-- Supplied entries --
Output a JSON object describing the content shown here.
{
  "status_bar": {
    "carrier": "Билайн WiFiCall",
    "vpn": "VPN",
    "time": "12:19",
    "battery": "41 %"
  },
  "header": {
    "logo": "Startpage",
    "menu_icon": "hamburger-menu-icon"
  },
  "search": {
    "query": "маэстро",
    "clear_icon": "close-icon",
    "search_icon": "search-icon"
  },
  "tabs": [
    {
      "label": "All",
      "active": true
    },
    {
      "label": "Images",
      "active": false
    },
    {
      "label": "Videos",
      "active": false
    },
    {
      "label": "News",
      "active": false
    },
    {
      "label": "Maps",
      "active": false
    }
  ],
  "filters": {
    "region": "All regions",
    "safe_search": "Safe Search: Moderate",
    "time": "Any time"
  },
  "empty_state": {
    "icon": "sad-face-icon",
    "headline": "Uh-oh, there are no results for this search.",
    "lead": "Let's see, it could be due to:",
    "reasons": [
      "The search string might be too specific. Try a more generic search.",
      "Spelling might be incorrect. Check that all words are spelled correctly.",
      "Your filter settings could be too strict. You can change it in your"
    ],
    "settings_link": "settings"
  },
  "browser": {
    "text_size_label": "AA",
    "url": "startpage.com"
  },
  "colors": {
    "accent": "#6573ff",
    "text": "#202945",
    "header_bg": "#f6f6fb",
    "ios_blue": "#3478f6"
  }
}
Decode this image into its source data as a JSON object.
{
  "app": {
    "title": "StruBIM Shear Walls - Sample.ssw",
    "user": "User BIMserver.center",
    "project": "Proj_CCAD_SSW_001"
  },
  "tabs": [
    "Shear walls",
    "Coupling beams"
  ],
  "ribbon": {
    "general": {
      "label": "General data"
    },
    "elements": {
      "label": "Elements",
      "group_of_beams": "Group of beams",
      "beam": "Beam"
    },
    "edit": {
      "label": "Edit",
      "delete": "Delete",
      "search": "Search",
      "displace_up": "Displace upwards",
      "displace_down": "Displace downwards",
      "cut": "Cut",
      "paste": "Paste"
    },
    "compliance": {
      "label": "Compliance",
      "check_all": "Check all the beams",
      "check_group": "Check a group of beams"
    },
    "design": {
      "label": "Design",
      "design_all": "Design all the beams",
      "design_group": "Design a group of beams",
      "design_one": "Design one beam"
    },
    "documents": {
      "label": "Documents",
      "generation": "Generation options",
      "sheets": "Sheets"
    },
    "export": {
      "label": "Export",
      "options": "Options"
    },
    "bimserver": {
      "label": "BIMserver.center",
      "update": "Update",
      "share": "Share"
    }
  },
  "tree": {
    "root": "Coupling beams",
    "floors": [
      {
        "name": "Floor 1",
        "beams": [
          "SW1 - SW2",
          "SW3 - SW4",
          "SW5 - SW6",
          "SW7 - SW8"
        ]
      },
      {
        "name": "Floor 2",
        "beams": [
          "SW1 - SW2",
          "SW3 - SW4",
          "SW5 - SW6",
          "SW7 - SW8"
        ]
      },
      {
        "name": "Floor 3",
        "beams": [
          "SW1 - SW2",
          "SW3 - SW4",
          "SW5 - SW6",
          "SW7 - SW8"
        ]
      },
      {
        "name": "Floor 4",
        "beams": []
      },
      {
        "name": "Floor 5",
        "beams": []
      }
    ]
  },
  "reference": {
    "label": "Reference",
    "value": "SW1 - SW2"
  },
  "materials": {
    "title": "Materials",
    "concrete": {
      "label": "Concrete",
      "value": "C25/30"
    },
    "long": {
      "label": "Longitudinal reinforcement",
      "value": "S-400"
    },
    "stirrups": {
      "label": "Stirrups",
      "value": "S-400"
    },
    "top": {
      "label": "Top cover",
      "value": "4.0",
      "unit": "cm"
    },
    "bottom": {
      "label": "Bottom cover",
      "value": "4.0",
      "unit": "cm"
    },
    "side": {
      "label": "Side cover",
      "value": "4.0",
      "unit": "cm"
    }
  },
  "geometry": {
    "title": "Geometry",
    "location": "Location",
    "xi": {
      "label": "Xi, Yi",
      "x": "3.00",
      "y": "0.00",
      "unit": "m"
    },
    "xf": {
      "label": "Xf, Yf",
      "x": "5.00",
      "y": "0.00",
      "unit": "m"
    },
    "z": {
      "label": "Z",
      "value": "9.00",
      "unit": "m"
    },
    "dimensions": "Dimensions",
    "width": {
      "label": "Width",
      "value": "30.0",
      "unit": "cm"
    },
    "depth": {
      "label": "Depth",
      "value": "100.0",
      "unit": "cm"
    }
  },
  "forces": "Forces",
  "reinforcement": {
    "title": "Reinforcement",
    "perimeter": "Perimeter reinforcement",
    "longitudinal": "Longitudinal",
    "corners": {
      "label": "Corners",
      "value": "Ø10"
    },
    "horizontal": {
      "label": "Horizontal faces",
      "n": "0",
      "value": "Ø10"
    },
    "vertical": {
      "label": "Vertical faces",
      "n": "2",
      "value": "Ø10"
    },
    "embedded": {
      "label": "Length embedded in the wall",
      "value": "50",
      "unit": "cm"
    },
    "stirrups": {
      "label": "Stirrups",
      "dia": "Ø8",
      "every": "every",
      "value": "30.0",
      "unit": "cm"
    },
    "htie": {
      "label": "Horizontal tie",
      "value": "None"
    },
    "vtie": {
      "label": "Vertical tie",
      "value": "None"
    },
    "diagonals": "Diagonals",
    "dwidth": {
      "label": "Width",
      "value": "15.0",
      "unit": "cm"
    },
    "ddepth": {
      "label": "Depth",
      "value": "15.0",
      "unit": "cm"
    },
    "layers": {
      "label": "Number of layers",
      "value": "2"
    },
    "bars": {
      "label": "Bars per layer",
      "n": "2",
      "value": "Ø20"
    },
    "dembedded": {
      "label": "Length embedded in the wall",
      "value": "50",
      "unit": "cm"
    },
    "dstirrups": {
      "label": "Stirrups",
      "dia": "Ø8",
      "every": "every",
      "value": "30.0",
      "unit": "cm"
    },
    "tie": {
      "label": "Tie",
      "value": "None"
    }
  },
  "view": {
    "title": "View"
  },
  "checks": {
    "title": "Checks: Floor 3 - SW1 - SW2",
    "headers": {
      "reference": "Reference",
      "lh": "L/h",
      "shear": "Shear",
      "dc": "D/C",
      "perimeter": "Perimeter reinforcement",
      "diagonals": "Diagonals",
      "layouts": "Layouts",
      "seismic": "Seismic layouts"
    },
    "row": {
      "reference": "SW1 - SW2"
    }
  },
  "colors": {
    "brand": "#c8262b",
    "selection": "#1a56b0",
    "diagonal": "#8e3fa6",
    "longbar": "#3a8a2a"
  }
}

-- Exercise aim --
Extract the full set of entries word for word.

-- Answer to the task --
Output a JSON object describing the content shown here.
{
  "status_bar": {
    "carrier": "Билайн WiFiCall",
    "vpn": "VPN",
    "time": "12:19",
    "battery": "41 %"
  },
  "header": {
    "logo": "Startpage",
    "menu_icon": "hamburger-menu-icon"
  },
  "search": {
    "query": "маэстро",
    "clear_icon": "close-icon",
    "search_icon": "search-icon"
  },
  "tabs": [
    {
      "label": "All",
      "active": true
    },
    {
      "label": "Images",
      "active": false
    },
    {
      "label": "Videos",
      "active": false
    },
    {
      "label": "News",
      "active": false
    },
    {
      "label": "Maps",
      "active": false
    }
  ],
  "filters": {
    "region": "All regions",
    "safe_search": "Safe Search: Moderate",
    "time": "Any time"
  },
  "empty_state": {
    "icon": "sad-face-icon",
    "headline": "Uh-oh, there are no results for this search.",
    "lead": "Let's see, it could be due to:",
    "reasons": [
      "The search string might be too specific. Try a more generic search.",
      "Spelling might be incorrect. Check that all words are spelled correctly.",
      "Your filter settings could be too strict. You can change it in your"
    ],
    "settings_link": "settings"
  },
  "browser": {
    "text_size_label": "AA",
    "url": "startpage.com"
  },
  "colors": {
    "accent": "#6573ff",
    "text": "#202945",
    "header_bg": "#f6f6fb",
    "ios_blue": "#3478f6"
  }
}
Decode this image into its source data as a JSON object.
{
  "app": {
    "title": "StruBIM Shear Walls - Sample.ssw",
    "user": "User BIMserver.center",
    "project": "Proj_CCAD_SSW_001"
  },
  "tabs": [
    "Shear walls",
    "Coupling beams"
  ],
  "ribbon": {
    "general": {
      "label": "General data"
    },
    "elements": {
      "label": "Elements",
      "group_of_beams": "Group of beams",
      "beam": "Beam"
    },
    "edit": {
      "label": "Edit",
      "delete": "Delete",
      "search": "Search",
      "displace_up": "Displace upwards",
      "displace_down": "Displace downwards",
      "cut": "Cut",
      "paste": "Paste"
    },
    "compliance": {
      "label": "Compliance",
      "check_all": "Check all the beams",
      "check_group": "Check a group of beams"
    },
    "design": {
      "label": "Design",
      "design_all": "Design all the beams",
      "design_group": "Design a group of beams",
      "design_one": "Design one beam"
    },
    "documents": {
      "label": "Documents",
      "generation": "Generation options",
      "sheets": "Sheets"
    },
    "export": {
      "label": "Export",
      "options": "Options"
    },
    "bimserver": {
      "label": "BIMserver.center",
      "update": "Update",
      "share": "Share"
    }
  },
  "tree": {
    "root": "Coupling beams",
    "floors": [
      {
        "name": "Floor 1",
        "beams": [
          "SW1 - SW2",
          "SW3 - SW4",
          "SW5 - SW6",
          "SW7 - SW8"
        ]
      },
      {
        "name": "Floor 2",
        "beams": [
          "SW1 - SW2",
          "SW3 - SW4",
          "SW5 - SW6",
          "SW7 - SW8"
        ]
      },
      {
        "name": "Floor 3",
        "beams": [
          "SW1 - SW2",
          "SW3 - SW4",
          "SW5 - SW6",
          "SW7 - SW8"
        ]
      },
      {
        "name": "Floor 4",
        "beams": []
      },
      {
        "name": "Floor 5",
        "beams": []
      }
    ]
  },
  "reference": {
    "label": "Reference",
    "value": "SW1 - SW2"
  },
  "materials": {
    "title": "Materials",
    "concrete": {
      "label": "Concrete",
      "value": "C25/30"
    },
    "long": {
      "label": "Longitudinal reinforcement",
      "value": "S-400"
    },
    "stirrups": {
      "label": "Stirrups",
      "value": "S-400"
    },
    "top": {
      "label": "Top cover",
      "value": "4.0",
      "unit": "cm"
    },
    "bottom": {
      "label": "Bottom cover",
      "value": "4.0",
      "unit": "cm"
    },
    "side": {
      "label": "Side cover",
      "value": "4.0",
      "unit": "cm"
    }
  },
  "geometry": {
    "title": "Geometry",
    "location": "Location",
    "xi": {
      "label": "Xi, Yi",
      "x": "3.00",
      "y": "0.00",
      "unit": "m"
    },
    "xf": {
      "label": "Xf, Yf",
      "x": "5.00",
      "y": "0.00",
      "unit": "m"
    },
    "z": {
      "label": "Z",
      "value": "9.00",
      "unit": "m"
    },
    "dimensions": "Dimensions",
    "width": {
      "label": "Width",
      "value": "30.0",
      "unit": "cm"
    },
    "depth": {
      "label": "Depth",
      "value": "100.0",
      "unit": "cm"
    }
  },
  "forces": "Forces",
  "reinforcement": {
    "title": "Reinforcement",
    "perimeter": "Perimeter reinforcement",
    "longitudinal": "Longitudinal",
    "corners": {
      "label": "Corners",
      "value": "Ø10"
    },
    "horizontal": {
      "label": "Horizontal faces",
      "n": "0",
      "value": "Ø10"
    },
    "vertical": {
      "label": "Vertical faces",
      "n": "2",
      "value": "Ø10"
    },
    "embedded": {
      "label": "Length embedded in the wall",
      "value": "50",
      "unit": "cm"
    },
    "stirrups": {
      "label": "Stirrups",
      "dia": "Ø8",
      "every": "every",
      "value": "30.0",
      "unit": "cm"
    },
    "htie": {
      "label": "Horizontal tie",
      "value": "None"
    },
    "vtie": {
      "label": "Vertical tie",
      "value": "None"
    },
    "diagonals": "Diagonals",
    "dwidth": {
      "label": "Width",
      "value": "15.0",
      "unit": "cm"
    },
    "ddepth": {
      "label": "Depth",
      "value": "15.0",
      "unit": "cm"
    },
    "layers": {
      "label": "Number of layers",
      "value": "2"
    },
    "bars": {
      "label": "Bars per layer",
      "n": "2",
      "value": "Ø20"
    },
    "dembedded": {
      "label": "Length embedded in the wall",
      "value": "50",
      "unit": "cm"
    },
    "dstirrups": {
      "label": "Stirrups",
      "dia": "Ø8",
      "every": "every",
      "value": "30.0",
      "unit": "cm"
    },
    "tie": {
      "label": "Tie",
      "value": "None"
    }
  },
  "view": {
    "title": "View"
  },
  "checks": {
    "title": "Checks: Floor 3 - SW1 - SW2",
    "headers": {
      "reference": "Reference",
      "lh": "L/h",
      "shear": "Shear",
      "dc": "D/C",
      "perimeter": "Perimeter reinforcement",
      "diagonals": "Diagonals",
      "layouts": "Layouts",
      "seismic": "Seismic layouts"
    },
    "row": {
      "reference": "SW1 - SW2"
    }
  },
  "colors": {
    "brand": "#c8262b",
    "selection": "#1a56b0",
    "diagonal": "#8e3fa6",
    "longbar": "#3a8a2a"
  }
}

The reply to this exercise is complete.